* AIM OF THE EXERCISE
Copy the records below exactly, leaving out any pictures.

* Chart and figure data

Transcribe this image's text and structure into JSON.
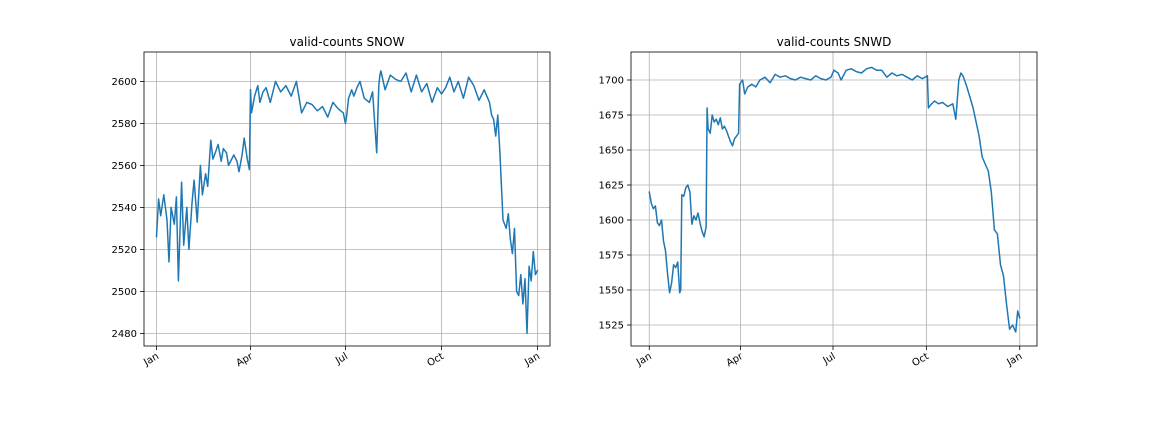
{
  "chart_data": [
    {
      "type": "line",
      "title": "valid-counts SNOW",
      "xlabel": "",
      "ylabel": "",
      "x_ticks": [
        {
          "label": "Jan",
          "day": 1
        },
        {
          "label": "Apr",
          "day": 91
        },
        {
          "label": "Jul",
          "day": 182
        },
        {
          "label": "Oct",
          "day": 274
        },
        {
          "label": "Jan",
          "day": 366
        }
      ],
      "y_ticks": [
        2480,
        2500,
        2520,
        2540,
        2560,
        2580,
        2600
      ],
      "xlim": [
        -11,
        378
      ],
      "ylim": [
        2474,
        2614
      ],
      "grid": true,
      "color": "#1f77b4",
      "series": [
        {
          "x": [
            1,
            3,
            5,
            8,
            11,
            13,
            15,
            18,
            20,
            22,
            25,
            27,
            30,
            32,
            35,
            37,
            40,
            43,
            45,
            48,
            50,
            53,
            55,
            58,
            60,
            63,
            65,
            68,
            70,
            73,
            75,
            78,
            80,
            83,
            85,
            88,
            90,
            91,
            92,
            95,
            98,
            100,
            103,
            106,
            110,
            115,
            120,
            125,
            130,
            135,
            140,
            145,
            150,
            155,
            160,
            165,
            170,
            175,
            180,
            182,
            183,
            185,
            188,
            190,
            193,
            196,
            200,
            205,
            208,
            212,
            214,
            215,
            216,
            220,
            225,
            230,
            235,
            240,
            245,
            250,
            255,
            260,
            265,
            270,
            274,
            278,
            282,
            286,
            290,
            295,
            300,
            305,
            310,
            315,
            320,
            322,
            324,
            326,
            328,
            330,
            333,
            336,
            338,
            340,
            342,
            344,
            346,
            348,
            350,
            352,
            354,
            356,
            358,
            360,
            362,
            364,
            366
          ],
          "y": [
            2526,
            2544,
            2536,
            2546,
            2534,
            2514,
            2540,
            2532,
            2545,
            2505,
            2552,
            2522,
            2540,
            2520,
            2542,
            2553,
            2533,
            2560,
            2546,
            2556,
            2550,
            2572,
            2563,
            2567,
            2570,
            2562,
            2568,
            2566,
            2560,
            2563,
            2565,
            2562,
            2557,
            2565,
            2573,
            2563,
            2558,
            2596,
            2585,
            2593,
            2598,
            2590,
            2595,
            2597,
            2590,
            2600,
            2595,
            2598,
            2593,
            2600,
            2585,
            2590,
            2589,
            2586,
            2588,
            2583,
            2590,
            2587,
            2585,
            2580,
            2583,
            2592,
            2596,
            2593,
            2597,
            2600,
            2592,
            2590,
            2595,
            2566,
            2598,
            2603,
            2605,
            2596,
            2603,
            2601,
            2600,
            2604,
            2595,
            2603,
            2595,
            2599,
            2590,
            2597,
            2594,
            2597,
            2602,
            2595,
            2600,
            2592,
            2602,
            2598,
            2591,
            2596,
            2590,
            2584,
            2582,
            2574,
            2584,
            2566,
            2534,
            2530,
            2537,
            2525,
            2518,
            2530,
            2500,
            2498,
            2508,
            2494,
            2506,
            2480,
            2512,
            2505,
            2519,
            2508,
            2510
          ]
        }
      ]
    },
    {
      "type": "line",
      "title": "valid-counts SNWD",
      "xlabel": "",
      "ylabel": "",
      "x_ticks": [
        {
          "label": "Jan",
          "day": 1
        },
        {
          "label": "Apr",
          "day": 91
        },
        {
          "label": "Jul",
          "day": 182
        },
        {
          "label": "Oct",
          "day": 274
        },
        {
          "label": "Jan",
          "day": 366
        }
      ],
      "y_ticks": [
        1525,
        1550,
        1575,
        1600,
        1625,
        1650,
        1675,
        1700
      ],
      "xlim": [
        -17,
        383
      ],
      "ylim": [
        1510,
        1720
      ],
      "grid": true,
      "color": "#1f77b4",
      "series": [
        {
          "x": [
            1,
            3,
            5,
            7,
            9,
            11,
            13,
            15,
            17,
            19,
            21,
            23,
            25,
            27,
            29,
            31,
            32,
            33,
            35,
            37,
            39,
            41,
            43,
            45,
            47,
            49,
            51,
            53,
            55,
            57,
            58,
            59,
            61,
            63,
            65,
            67,
            69,
            71,
            73,
            75,
            77,
            79,
            81,
            83,
            85,
            87,
            89,
            90,
            91,
            93,
            95,
            98,
            102,
            106,
            110,
            115,
            120,
            125,
            130,
            135,
            140,
            145,
            150,
            155,
            160,
            165,
            170,
            175,
            180,
            183,
            185,
            187,
            190,
            195,
            200,
            205,
            210,
            215,
            220,
            225,
            230,
            235,
            240,
            245,
            250,
            255,
            260,
            265,
            270,
            275,
            276,
            278,
            282,
            286,
            290,
            295,
            300,
            303,
            306,
            308,
            310,
            313,
            316,
            320,
            323,
            326,
            329,
            332,
            335,
            338,
            341,
            344,
            347,
            350,
            353,
            356,
            359,
            362,
            364,
            366
          ],
          "y": [
            1620,
            1612,
            1608,
            1610,
            1598,
            1596,
            1600,
            1585,
            1578,
            1562,
            1548,
            1555,
            1568,
            1566,
            1570,
            1548,
            1550,
            1618,
            1617,
            1623,
            1625,
            1620,
            1597,
            1603,
            1600,
            1605,
            1598,
            1592,
            1588,
            1595,
            1680,
            1665,
            1662,
            1675,
            1670,
            1672,
            1668,
            1673,
            1665,
            1667,
            1664,
            1660,
            1656,
            1653,
            1658,
            1660,
            1662,
            1697,
            1698,
            1700,
            1690,
            1695,
            1697,
            1695,
            1700,
            1702,
            1698,
            1704,
            1702,
            1703,
            1701,
            1700,
            1702,
            1701,
            1700,
            1703,
            1701,
            1700,
            1702,
            1707,
            1706,
            1705,
            1700,
            1707,
            1708,
            1706,
            1705,
            1708,
            1709,
            1707,
            1707,
            1702,
            1705,
            1703,
            1704,
            1702,
            1700,
            1703,
            1701,
            1703,
            1680,
            1682,
            1685,
            1683,
            1684,
            1681,
            1683,
            1672,
            1700,
            1705,
            1703,
            1697,
            1690,
            1680,
            1670,
            1660,
            1645,
            1640,
            1635,
            1620,
            1593,
            1590,
            1568,
            1560,
            1540,
            1522,
            1525,
            1520,
            1535,
            1530
          ]
        }
      ]
    }
  ]
}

* PROBLEM SOLUTION
Transcribe this image's text and structure into JSON.
{
  "chart_data": [
    {
      "type": "line",
      "title": "valid-counts SNOW",
      "xlabel": "",
      "ylabel": "",
      "x_ticks": [
        {
          "label": "Jan",
          "day": 1
        },
        {
          "label": "Apr",
          "day": 91
        },
        {
          "label": "Jul",
          "day": 182
        },
        {
          "label": "Oct",
          "day": 274
        },
        {
          "label": "Jan",
          "day": 366
        }
      ],
      "y_ticks": [
        2480,
        2500,
        2520,
        2540,
        2560,
        2580,
        2600
      ],
      "xlim": [
        -11,
        378
      ],
      "ylim": [
        2474,
        2614
      ],
      "grid": true,
      "color": "#1f77b4",
      "series": [
        {
          "x": [
            1,
            3,
            5,
            8,
            11,
            13,
            15,
            18,
            20,
            22,
            25,
            27,
            30,
            32,
            35,
            37,
            40,
            43,
            45,
            48,
            50,
            53,
            55,
            58,
            60,
            63,
            65,
            68,
            70,
            73,
            75,
            78,
            80,
            83,
            85,
            88,
            90,
            91,
            92,
            95,
            98,
            100,
            103,
            106,
            110,
            115,
            120,
            125,
            130,
            135,
            140,
            145,
            150,
            155,
            160,
            165,
            170,
            175,
            180,
            182,
            183,
            185,
            188,
            190,
            193,
            196,
            200,
            205,
            208,
            212,
            214,
            215,
            216,
            220,
            225,
            230,
            235,
            240,
            245,
            250,
            255,
            260,
            265,
            270,
            274,
            278,
            282,
            286,
            290,
            295,
            300,
            305,
            310,
            315,
            320,
            322,
            324,
            326,
            328,
            330,
            333,
            336,
            338,
            340,
            342,
            344,
            346,
            348,
            350,
            352,
            354,
            356,
            358,
            360,
            362,
            364,
            366
          ],
          "y": [
            2526,
            2544,
            2536,
            2546,
            2534,
            2514,
            2540,
            2532,
            2545,
            2505,
            2552,
            2522,
            2540,
            2520,
            2542,
            2553,
            2533,
            2560,
            2546,
            2556,
            2550,
            2572,
            2563,
            2567,
            2570,
            2562,
            2568,
            2566,
            2560,
            2563,
            2565,
            2562,
            2557,
            2565,
            2573,
            2563,
            2558,
            2596,
            2585,
            2593,
            2598,
            2590,
            2595,
            2597,
            2590,
            2600,
            2595,
            2598,
            2593,
            2600,
            2585,
            2590,
            2589,
            2586,
            2588,
            2583,
            2590,
            2587,
            2585,
            2580,
            2583,
            2592,
            2596,
            2593,
            2597,
            2600,
            2592,
            2590,
            2595,
            2566,
            2598,
            2603,
            2605,
            2596,
            2603,
            2601,
            2600,
            2604,
            2595,
            2603,
            2595,
            2599,
            2590,
            2597,
            2594,
            2597,
            2602,
            2595,
            2600,
            2592,
            2602,
            2598,
            2591,
            2596,
            2590,
            2584,
            2582,
            2574,
            2584,
            2566,
            2534,
            2530,
            2537,
            2525,
            2518,
            2530,
            2500,
            2498,
            2508,
            2494,
            2506,
            2480,
            2512,
            2505,
            2519,
            2508,
            2510
          ]
        }
      ]
    },
    {
      "type": "line",
      "title": "valid-counts SNWD",
      "xlabel": "",
      "ylabel": "",
      "x_ticks": [
        {
          "label": "Jan",
          "day": 1
        },
        {
          "label": "Apr",
          "day": 91
        },
        {
          "label": "Jul",
          "day": 182
        },
        {
          "label": "Oct",
          "day": 274
        },
        {
          "label": "Jan",
          "day": 366
        }
      ],
      "y_ticks": [
        1525,
        1550,
        1575,
        1600,
        1625,
        1650,
        1675,
        1700
      ],
      "xlim": [
        -17,
        383
      ],
      "ylim": [
        1510,
        1720
      ],
      "grid": true,
      "color": "#1f77b4",
      "series": [
        {
          "x": [
            1,
            3,
            5,
            7,
            9,
            11,
            13,
            15,
            17,
            19,
            21,
            23,
            25,
            27,
            29,
            31,
            32,
            33,
            35,
            37,
            39,
            41,
            43,
            45,
            47,
            49,
            51,
            53,
            55,
            57,
            58,
            59,
            61,
            63,
            65,
            67,
            69,
            71,
            73,
            75,
            77,
            79,
            81,
            83,
            85,
            87,
            89,
            90,
            91,
            93,
            95,
            98,
            102,
            106,
            110,
            115,
            120,
            125,
            130,
            135,
            140,
            145,
            150,
            155,
            160,
            165,
            170,
            175,
            180,
            183,
            185,
            187,
            190,
            195,
            200,
            205,
            210,
            215,
            220,
            225,
            230,
            235,
            240,
            245,
            250,
            255,
            260,
            265,
            270,
            275,
            276,
            278,
            282,
            286,
            290,
            295,
            300,
            303,
            306,
            308,
            310,
            313,
            316,
            320,
            323,
            326,
            329,
            332,
            335,
            338,
            341,
            344,
            347,
            350,
            353,
            356,
            359,
            362,
            364,
            366
          ],
          "y": [
            1620,
            1612,
            1608,
            1610,
            1598,
            1596,
            1600,
            1585,
            1578,
            1562,
            1548,
            1555,
            1568,
            1566,
            1570,
            1548,
            1550,
            1618,
            1617,
            1623,
            1625,
            1620,
            1597,
            1603,
            1600,
            1605,
            1598,
            1592,
            1588,
            1595,
            1680,
            1665,
            1662,
            1675,
            1670,
            1672,
            1668,
            1673,
            1665,
            1667,
            1664,
            1660,
            1656,
            1653,
            1658,
            1660,
            1662,
            1697,
            1698,
            1700,
            1690,
            1695,
            1697,
            1695,
            1700,
            1702,
            1698,
            1704,
            1702,
            1703,
            1701,
            1700,
            1702,
            1701,
            1700,
            1703,
            1701,
            1700,
            1702,
            1707,
            1706,
            1705,
            1700,
            1707,
            1708,
            1706,
            1705,
            1708,
            1709,
            1707,
            1707,
            1702,
            1705,
            1703,
            1704,
            1702,
            1700,
            1703,
            1701,
            1703,
            1680,
            1682,
            1685,
            1683,
            1684,
            1681,
            1683,
            1672,
            1700,
            1705,
            1703,
            1697,
            1690,
            1680,
            1670,
            1660,
            1645,
            1640,
            1635,
            1620,
            1593,
            1590,
            1568,
            1560,
            1540,
            1522,
            1525,
            1520,
            1535,
            1530
          ]
        }
      ]
    }
  ]
}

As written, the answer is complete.